--- Begin PROVIDED DATA ---

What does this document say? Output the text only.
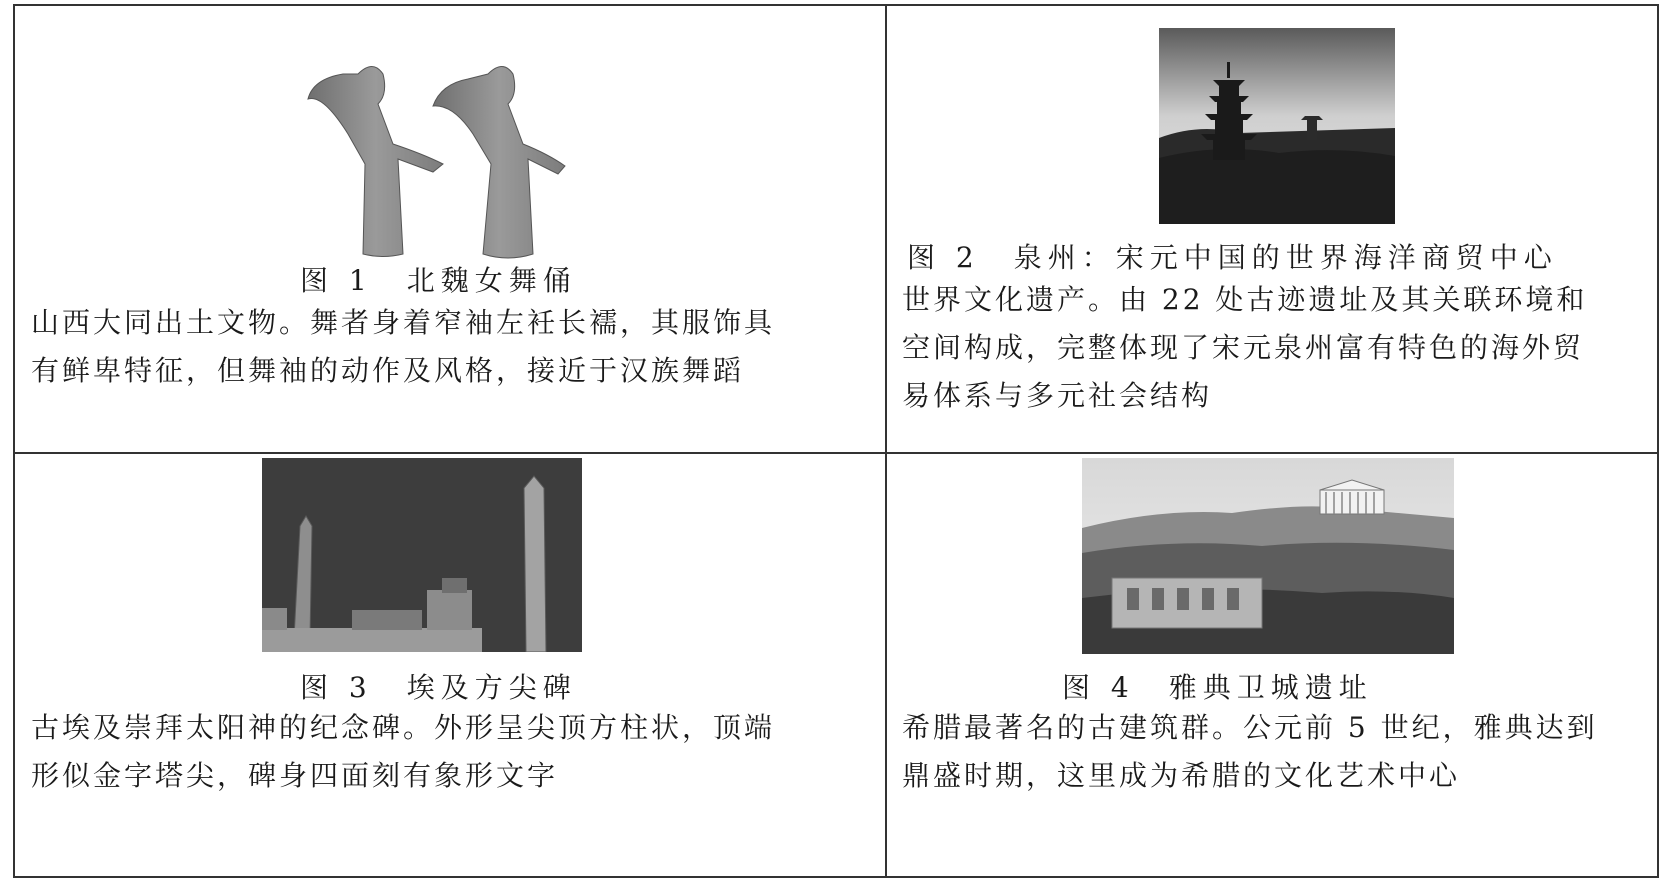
图 1　北魏女舞俑
山西大同出土文物。舞者身着窄袖左衽长襦，其服饰具
有鲜卑特征，但舞袖的动作及风格，接近于汉族舞蹈
图 2　泉州：宋元中国的世界海洋商贸中心
世界文化遗产。由 22 处古迹遗址及其关联环境和
空间构成，完整体现了宋元泉州富有特色的海外贸
易体系与多元社会结构
图 3　埃及方尖碑
古埃及崇拜太阳神的纪念碑。外形呈尖顶方柱状，顶端
形似金字塔尖，碑身四面刻有象形文字
图 4　雅典卫城遗址
希腊最著名的古建筑群。公元前 5 世纪，雅典达到
鼎盛时期，这里成为希腊的文化艺术中心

--- End PROVIDED DATA ---

**EXERCISE PROMPT:**
Transcribe each entry above exactly, apart from the pictures.

**TASK RESULT:**
What does this document say? Output the text only.
图 1　北魏女舞俑
山西大同出土文物。舞者身着窄袖左衽长襦，其服饰具
有鲜卑特征，但舞袖的动作及风格，接近于汉族舞蹈
图 2　泉州：宋元中国的世界海洋商贸中心
世界文化遗产。由 22 处古迹遗址及其关联环境和
空间构成，完整体现了宋元泉州富有特色的海外贸
易体系与多元社会结构
图 3　埃及方尖碑
古埃及崇拜太阳神的纪念碑。外形呈尖顶方柱状，顶端
形似金字塔尖，碑身四面刻有象形文字
图 4　雅典卫城遗址
希腊最著名的古建筑群。公元前 5 世纪，雅典达到
鼎盛时期，这里成为希腊的文化艺术中心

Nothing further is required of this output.